◆ **Required work**
Leave out the pictures and copy every record exactly.

◆ **Records supplied**
——

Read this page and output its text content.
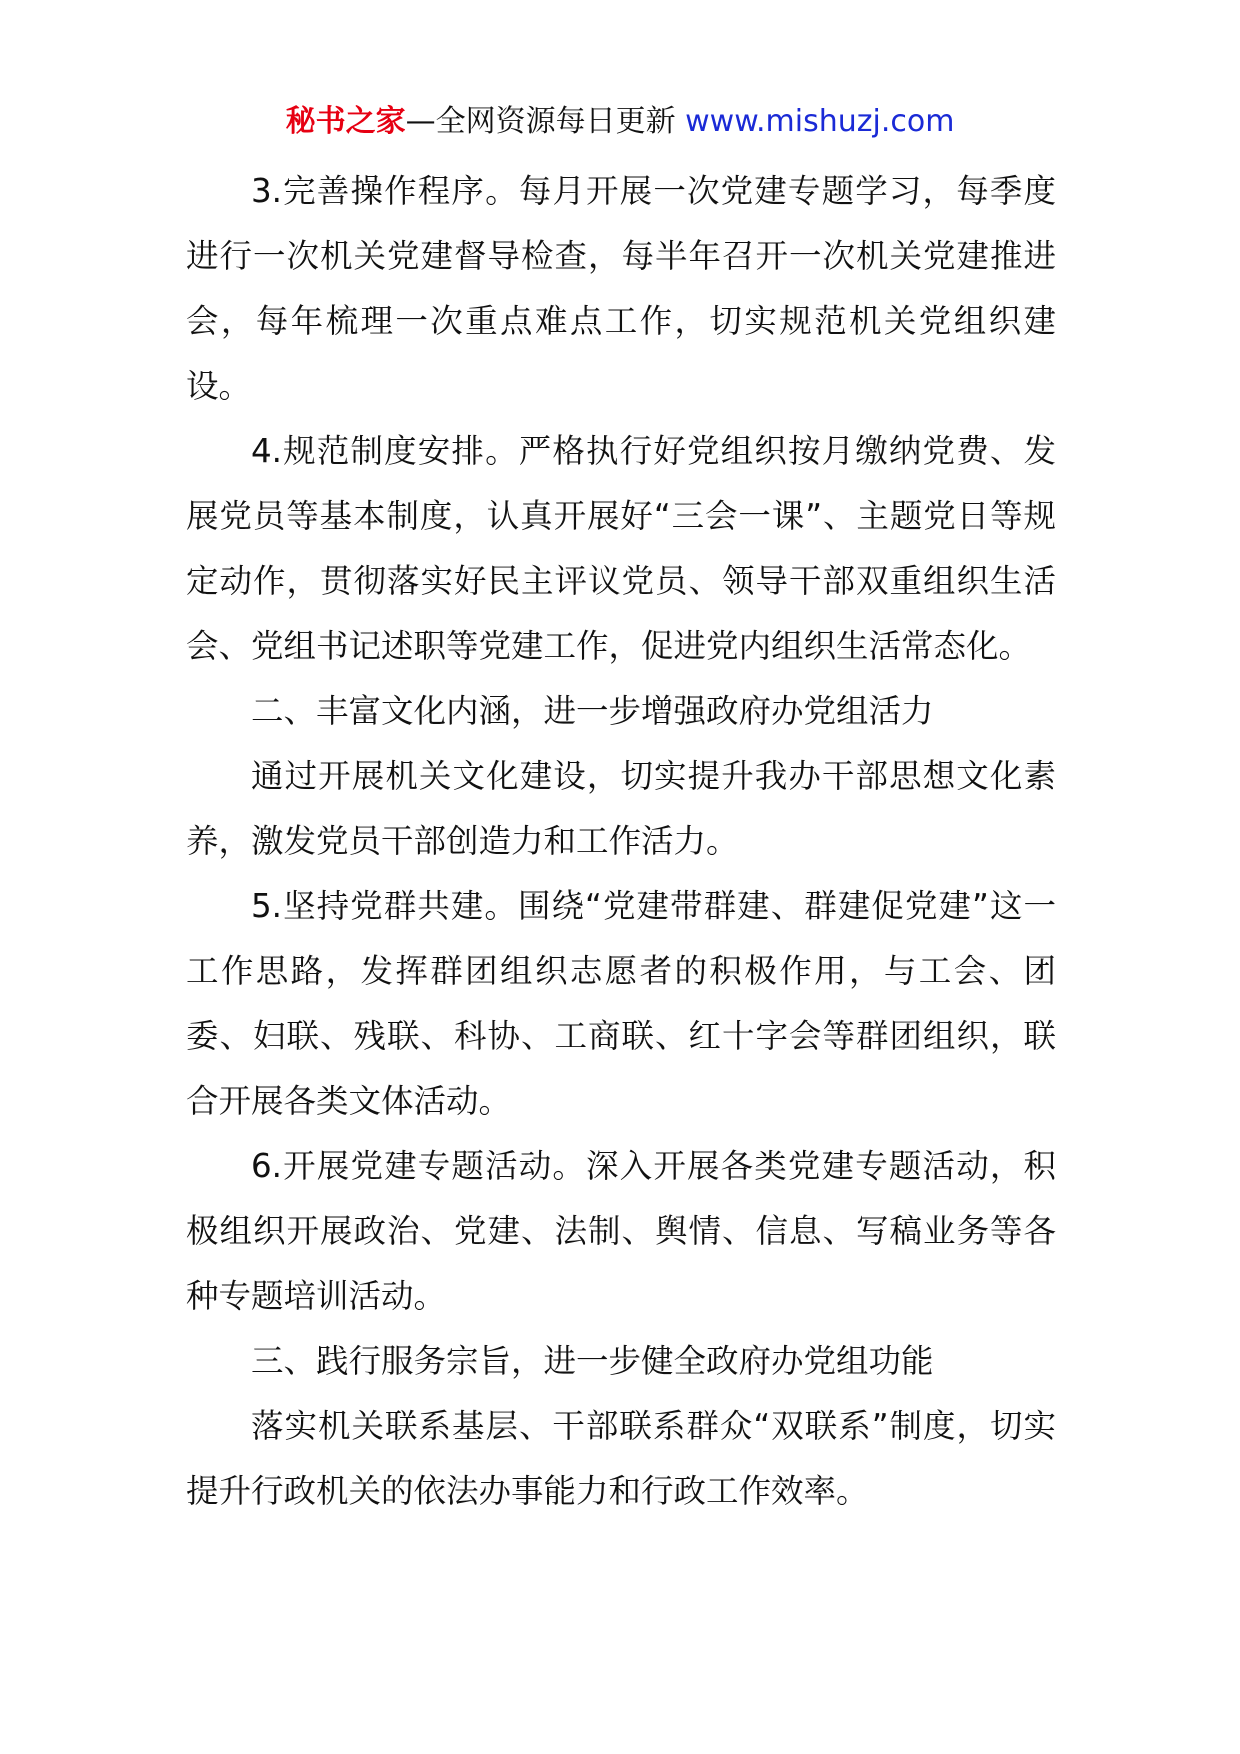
秘书之家—全网资源每日更新 www.mishuzj.com

3.完善操作程序。每月开展一次党建专题学习，每季度进行一次机关党建督导检查，每半年召开一次机关党建推进会，每年梳理一次重点难点工作，切实规范机关党组织建设。

4.规范制度安排。严格执行好党组织按月缴纳党费、发展党员等基本制度，认真开展好“三会一课”、主题党日等规定动作，贯彻落实好民主评议党员、领导干部双重组织生活会、党组书记述职等党建工作，促进党内组织生活常态化。

二、丰富文化内涵，进一步增强政府办党组活力

通过开展机关文化建设，切实提升我办干部思想文化素养，激发党员干部创造力和工作活力。

5.坚持党群共建。围绕“党建带群建、群建促党建”这一工作思路，发挥群团组织志愿者的积极作用，与工会、团委、妇联、残联、科协、工商联、红十字会等群团组织，联合开展各类文体活动。

6.开展党建专题活动。深入开展各类党建专题活动，积极组织开展政治、党建、法制、舆情、信息、写稿业务等各种专题培训活动。

三、践行服务宗旨，进一步健全政府办党组功能

落实机关联系基层、干部联系群众“双联系”制度，切实提升行政机关的依法办事能力和行政工作效率。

——

◆ **Solution to the exercise**
Read this page and output its text content.
秘书之家—全网资源每日更新 www.mishuzj.com

3.完善操作程序。每月开展一次党建专题学习，每季度进行一次机关党建督导检查，每半年召开一次机关党建推进会，每年梳理一次重点难点工作，切实规范机关党组织建设。

4.规范制度安排。严格执行好党组织按月缴纳党费、发展党员等基本制度，认真开展好“三会一课”、主题党日等规定动作，贯彻落实好民主评议党员、领导干部双重组织生活会、党组书记述职等党建工作，促进党内组织生活常态化。

二、丰富文化内涵，进一步增强政府办党组活力

通过开展机关文化建设，切实提升我办干部思想文化素养，激发党员干部创造力和工作活力。

5.坚持党群共建。围绕“党建带群建、群建促党建”这一工作思路，发挥群团组织志愿者的积极作用，与工会、团委、妇联、残联、科协、工商联、红十字会等群团组织，联合开展各类文体活动。

6.开展党建专题活动。深入开展各类党建专题活动，积极组织开展政治、党建、法制、舆情、信息、写稿业务等各种专题培训活动。

三、践行服务宗旨，进一步健全政府办党组功能

落实机关联系基层、干部联系群众“双联系”制度，切实提升行政机关的依法办事能力和行政工作效率。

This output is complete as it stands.